═══ Records to use ═══

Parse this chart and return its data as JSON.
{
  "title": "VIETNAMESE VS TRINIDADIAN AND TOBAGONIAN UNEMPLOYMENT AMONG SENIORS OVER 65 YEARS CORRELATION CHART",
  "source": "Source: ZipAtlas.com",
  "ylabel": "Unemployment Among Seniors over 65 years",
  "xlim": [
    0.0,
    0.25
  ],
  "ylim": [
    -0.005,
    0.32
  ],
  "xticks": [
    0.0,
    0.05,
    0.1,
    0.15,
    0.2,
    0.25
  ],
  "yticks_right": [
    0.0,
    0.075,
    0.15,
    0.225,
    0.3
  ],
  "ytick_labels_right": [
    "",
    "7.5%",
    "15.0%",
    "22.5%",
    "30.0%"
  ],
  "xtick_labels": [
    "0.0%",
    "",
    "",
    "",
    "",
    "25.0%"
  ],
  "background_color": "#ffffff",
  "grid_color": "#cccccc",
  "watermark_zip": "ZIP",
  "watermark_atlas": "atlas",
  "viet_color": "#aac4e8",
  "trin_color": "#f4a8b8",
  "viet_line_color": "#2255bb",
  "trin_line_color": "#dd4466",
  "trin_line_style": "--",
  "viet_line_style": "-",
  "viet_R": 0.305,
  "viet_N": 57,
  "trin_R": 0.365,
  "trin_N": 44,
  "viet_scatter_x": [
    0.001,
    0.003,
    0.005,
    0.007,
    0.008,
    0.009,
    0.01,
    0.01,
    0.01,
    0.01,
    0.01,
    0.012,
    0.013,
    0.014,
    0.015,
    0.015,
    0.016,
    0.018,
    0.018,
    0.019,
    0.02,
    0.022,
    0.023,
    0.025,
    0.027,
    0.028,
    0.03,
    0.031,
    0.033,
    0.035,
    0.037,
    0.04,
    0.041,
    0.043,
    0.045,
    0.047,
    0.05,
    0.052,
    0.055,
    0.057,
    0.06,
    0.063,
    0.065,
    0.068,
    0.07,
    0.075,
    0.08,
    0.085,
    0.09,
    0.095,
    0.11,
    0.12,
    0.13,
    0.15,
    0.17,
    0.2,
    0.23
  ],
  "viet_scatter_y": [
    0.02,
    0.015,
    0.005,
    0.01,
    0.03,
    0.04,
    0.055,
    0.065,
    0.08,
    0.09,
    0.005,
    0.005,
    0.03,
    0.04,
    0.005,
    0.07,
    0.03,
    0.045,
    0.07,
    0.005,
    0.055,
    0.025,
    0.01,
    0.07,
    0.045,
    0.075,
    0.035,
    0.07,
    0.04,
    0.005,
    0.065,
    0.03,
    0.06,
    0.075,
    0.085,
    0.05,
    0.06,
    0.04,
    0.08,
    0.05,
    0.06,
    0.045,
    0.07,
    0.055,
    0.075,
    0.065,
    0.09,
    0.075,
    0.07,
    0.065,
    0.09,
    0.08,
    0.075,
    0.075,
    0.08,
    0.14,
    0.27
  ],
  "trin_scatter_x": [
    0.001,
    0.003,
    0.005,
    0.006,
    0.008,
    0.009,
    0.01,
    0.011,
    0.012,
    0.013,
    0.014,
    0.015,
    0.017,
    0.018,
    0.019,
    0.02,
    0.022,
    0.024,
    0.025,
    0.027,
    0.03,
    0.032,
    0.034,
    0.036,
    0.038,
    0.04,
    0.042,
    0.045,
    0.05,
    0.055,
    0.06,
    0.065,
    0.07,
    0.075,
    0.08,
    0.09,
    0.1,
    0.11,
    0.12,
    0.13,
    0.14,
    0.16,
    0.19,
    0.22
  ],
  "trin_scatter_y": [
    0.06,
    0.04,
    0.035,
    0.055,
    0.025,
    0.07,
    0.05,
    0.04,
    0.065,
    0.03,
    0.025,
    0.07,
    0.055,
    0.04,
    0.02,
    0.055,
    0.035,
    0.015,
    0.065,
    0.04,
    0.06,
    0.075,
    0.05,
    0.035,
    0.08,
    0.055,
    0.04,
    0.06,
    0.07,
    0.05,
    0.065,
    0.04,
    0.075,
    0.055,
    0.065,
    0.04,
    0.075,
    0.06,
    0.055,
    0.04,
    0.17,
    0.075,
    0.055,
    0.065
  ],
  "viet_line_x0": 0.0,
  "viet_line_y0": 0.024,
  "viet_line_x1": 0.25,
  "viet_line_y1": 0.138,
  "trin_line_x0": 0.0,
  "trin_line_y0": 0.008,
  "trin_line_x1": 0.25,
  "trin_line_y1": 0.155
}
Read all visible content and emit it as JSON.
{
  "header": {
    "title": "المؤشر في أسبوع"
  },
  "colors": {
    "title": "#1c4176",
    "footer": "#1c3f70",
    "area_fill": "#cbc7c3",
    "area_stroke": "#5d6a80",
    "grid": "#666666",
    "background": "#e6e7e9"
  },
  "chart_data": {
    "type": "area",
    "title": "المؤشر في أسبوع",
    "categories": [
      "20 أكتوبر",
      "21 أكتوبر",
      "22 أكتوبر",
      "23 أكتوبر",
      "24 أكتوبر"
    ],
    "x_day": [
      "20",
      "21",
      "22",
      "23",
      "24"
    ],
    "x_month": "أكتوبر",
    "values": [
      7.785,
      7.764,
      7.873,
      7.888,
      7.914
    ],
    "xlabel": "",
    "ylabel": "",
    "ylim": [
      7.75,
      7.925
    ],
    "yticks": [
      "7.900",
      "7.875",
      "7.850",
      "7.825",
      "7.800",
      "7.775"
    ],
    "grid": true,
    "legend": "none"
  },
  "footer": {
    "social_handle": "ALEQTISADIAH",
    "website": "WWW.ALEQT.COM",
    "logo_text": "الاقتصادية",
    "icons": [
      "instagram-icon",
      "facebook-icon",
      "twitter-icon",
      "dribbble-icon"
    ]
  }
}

═══

◆ **Exercise instructions**:
Reproduce every line of the listing above in which the string "أكتوبر" appears.

◆ **Output below**:
      "20 أكتوبر",
      "21 أكتوبر",
      "22 أكتوبر",
      "23 أكتوبر",
      "24 أكتوبر"
    "x_month": "أكتوبر",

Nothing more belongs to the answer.